Task to complete:
Show all lines from the data that include the word "screenshot".

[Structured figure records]
= = = = =

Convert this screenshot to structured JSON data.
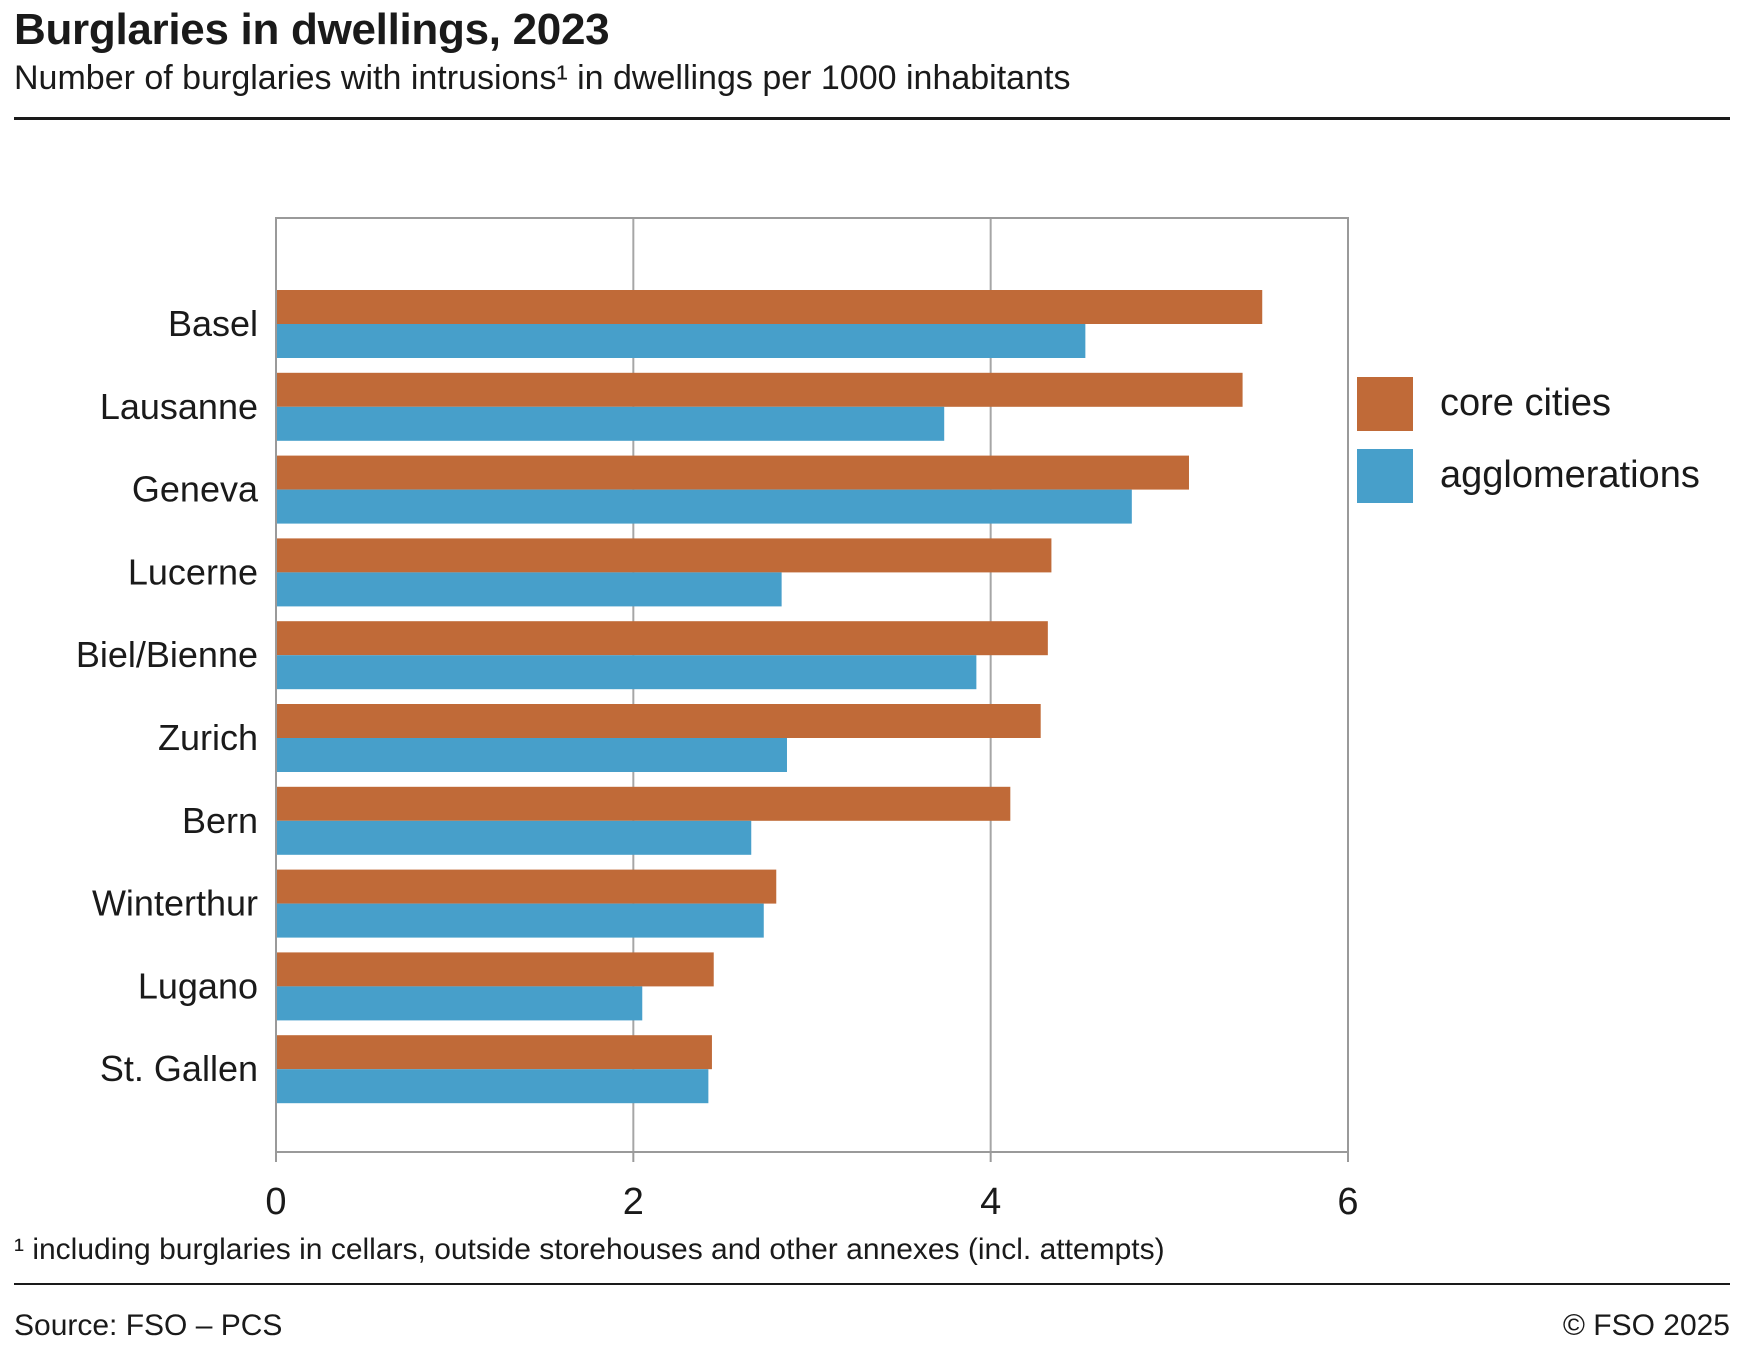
{
  "header": {
    "title": "Burglaries in dwellings, 2023",
    "subtitle": "Number of burglaries with intrusions¹ in dwellings per 1000 inhabitants"
  },
  "footer": {
    "footnote": "¹ including burglaries in cellars, outside storehouses and other annexes (incl. attempts)",
    "source": "Source: FSO – PCS",
    "copyright": "© FSO 2025"
  },
  "colors": {
    "core": "#c06a38",
    "agglo": "#479fca",
    "grid": "#a6a6a6",
    "frame": "#9a9a9a"
  },
  "chart_data": {
    "type": "bar",
    "orientation": "horizontal",
    "title": "Burglaries in dwellings, 2023",
    "xlabel": "",
    "ylabel": "",
    "xlim": [
      0,
      6
    ],
    "xticks": [
      0,
      2,
      4,
      6
    ],
    "grid": true,
    "legend_position": "right",
    "categories": [
      "Basel",
      "Lausanne",
      "Geneva",
      "Lucerne",
      "Biel/Bienne",
      "Zurich",
      "Bern",
      "Winterthur",
      "Lugano",
      "St. Gallen"
    ],
    "series": [
      {
        "name": "core cities",
        "color": "#c06a38",
        "values": [
          5.52,
          5.41,
          5.11,
          4.34,
          4.32,
          4.28,
          4.11,
          2.8,
          2.45,
          2.44
        ]
      },
      {
        "name": "agglomerations",
        "color": "#479fca",
        "values": [
          4.53,
          3.74,
          4.79,
          2.83,
          3.92,
          2.86,
          2.66,
          2.73,
          2.05,
          2.42
        ]
      }
    ]
  }
}
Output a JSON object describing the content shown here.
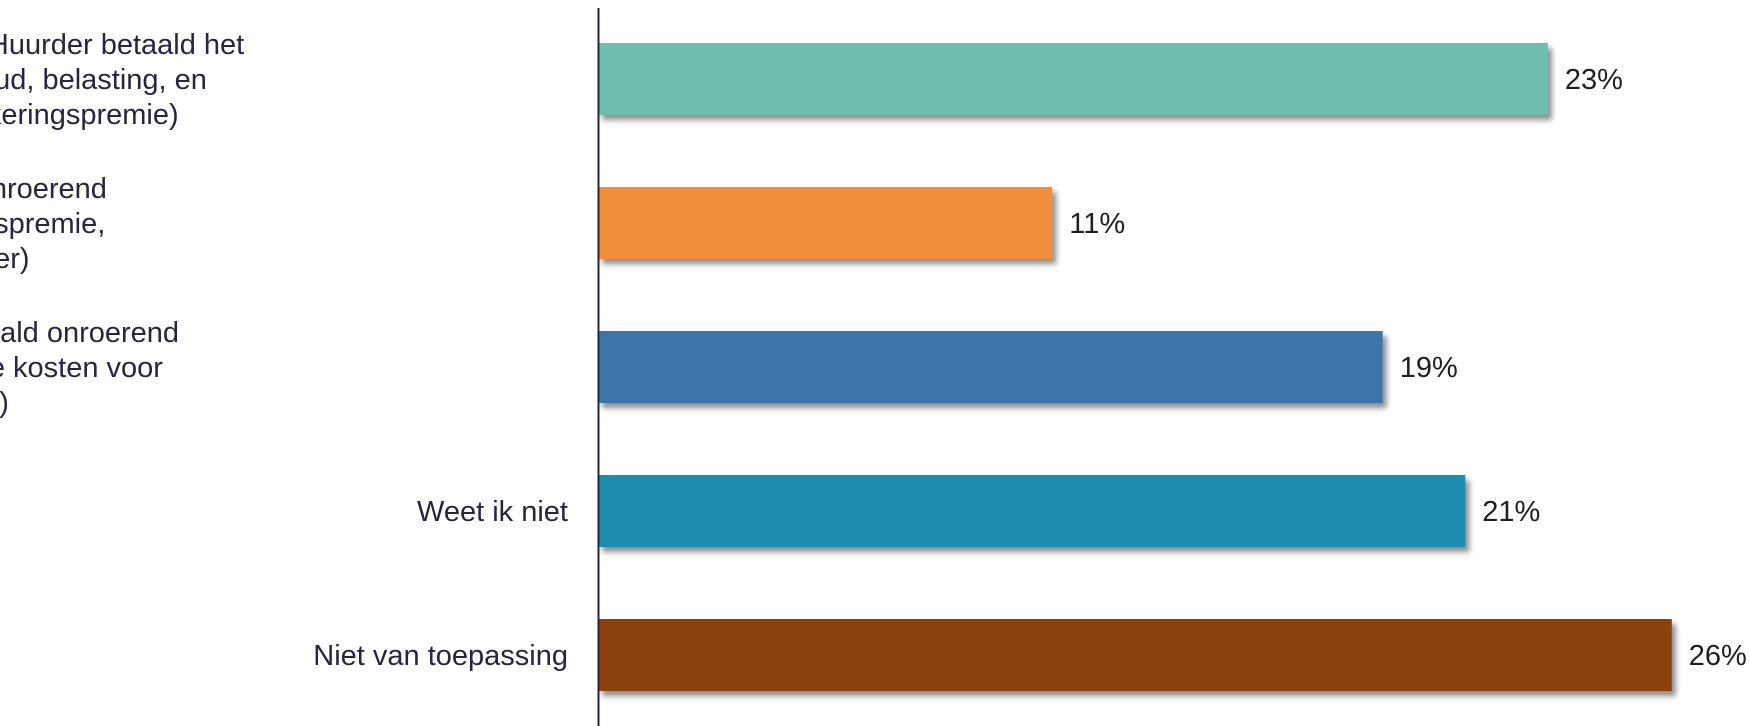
{
  "chart_data": {
    "type": "bar",
    "orientation": "horizontal",
    "title": "",
    "xlabel": "",
    "ylabel": "",
    "xlim": [
      0,
      26
    ],
    "grid": false,
    "legend": "none",
    "value_format": "percent",
    "categories": [
      [
        "Triple net (Huurder betaald het",
        "onderhoud, belasting, en",
        "verzekeringspremie)"
      ],
      [
        "Double net (huurder betaald onroerend",
        "goed belasting en verzekeringspremie,",
        "overige kosten verhuurder)"
      ],
      [
        "Single net (huurder betaald onroerend",
        "goed belasting, overige kosten voor",
        "verhuurder)"
      ],
      [
        "Weet ik niet"
      ],
      [
        "Niet van toepassing"
      ]
    ],
    "values": [
      23,
      11,
      19,
      21,
      26
    ],
    "value_labels": [
      "23%",
      "11%",
      "19%",
      "21%",
      "26%"
    ],
    "colors": [
      "#6fbfad",
      "#f28e3a",
      "#3c74ab",
      "#1f8dae",
      "#8b4309"
    ],
    "axis_color": "#2b2440"
  }
}
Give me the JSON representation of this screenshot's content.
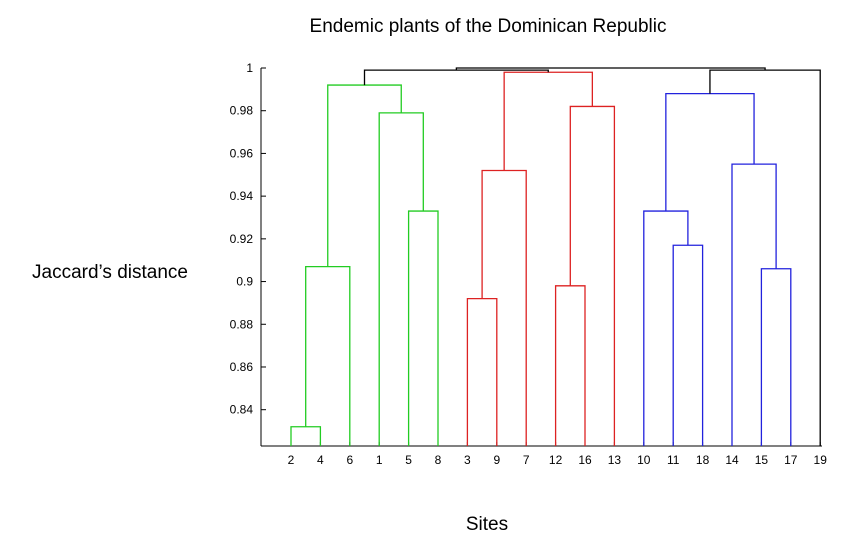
{
  "chart_data": {
    "type": "dendrogram",
    "title": "Endemic plants of the Dominican Republic",
    "xlabel": "Sites",
    "ylabel": "Jaccard’s distance",
    "ylim": [
      0.823,
      1.0
    ],
    "yticks": [
      0.84,
      0.86,
      0.88,
      0.9,
      0.92,
      0.94,
      0.96,
      0.98,
      1
    ],
    "ytick_labels": [
      "0.84",
      "0.86",
      "0.88",
      "0.9",
      "0.92",
      "0.94",
      "0.96",
      "0.98",
      "1"
    ],
    "leaf_order": [
      "2",
      "4",
      "6",
      "1",
      "5",
      "8",
      "3",
      "9",
      "7",
      "12",
      "16",
      "13",
      "10",
      "11",
      "18",
      "14",
      "15",
      "17",
      "19"
    ],
    "colors": {
      "green": "#22cc22",
      "red": "#dd2222",
      "blue": "#2222dd",
      "black": "#000000"
    },
    "links": [
      {
        "left": "2",
        "right": "4",
        "height": 0.832,
        "color": "green"
      },
      {
        "left": "2-4",
        "right": "6",
        "height": 0.907,
        "color": "green"
      },
      {
        "left": "5",
        "right": "8",
        "height": 0.933,
        "color": "green"
      },
      {
        "left": "1",
        "right": "5-8",
        "height": 0.979,
        "color": "green"
      },
      {
        "left": "2-4-6",
        "right": "1-5-8",
        "height": 0.992,
        "color": "green"
      },
      {
        "left": "3",
        "right": "9",
        "height": 0.892,
        "color": "red"
      },
      {
        "left": "3-9",
        "right": "7",
        "height": 0.952,
        "color": "red"
      },
      {
        "left": "12",
        "right": "16",
        "height": 0.898,
        "color": "red"
      },
      {
        "left": "12-16",
        "right": "13",
        "height": 0.982,
        "color": "red"
      },
      {
        "left": "3-9-7",
        "right": "12-16-13",
        "height": 0.998,
        "color": "red"
      },
      {
        "left": "11",
        "right": "18",
        "height": 0.917,
        "color": "blue"
      },
      {
        "left": "10",
        "right": "11-18",
        "height": 0.933,
        "color": "blue"
      },
      {
        "left": "15",
        "right": "17",
        "height": 0.906,
        "color": "blue"
      },
      {
        "left": "14",
        "right": "15-17",
        "height": 0.955,
        "color": "blue"
      },
      {
        "left": "10-11-18",
        "right": "14-15-17",
        "height": 0.988,
        "color": "blue"
      },
      {
        "left": "green",
        "right": "red",
        "height": 0.999,
        "color": "black"
      },
      {
        "left": "blue",
        "right": "19",
        "height": 0.999,
        "color": "black"
      },
      {
        "left": "green-red",
        "right": "blue-19",
        "height": 1.0,
        "color": "black"
      }
    ]
  }
}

= = = = =

Answer to the exercise:
Convert this screenshot to structured JSON data.
Give me the JSON representation of this screenshot's content.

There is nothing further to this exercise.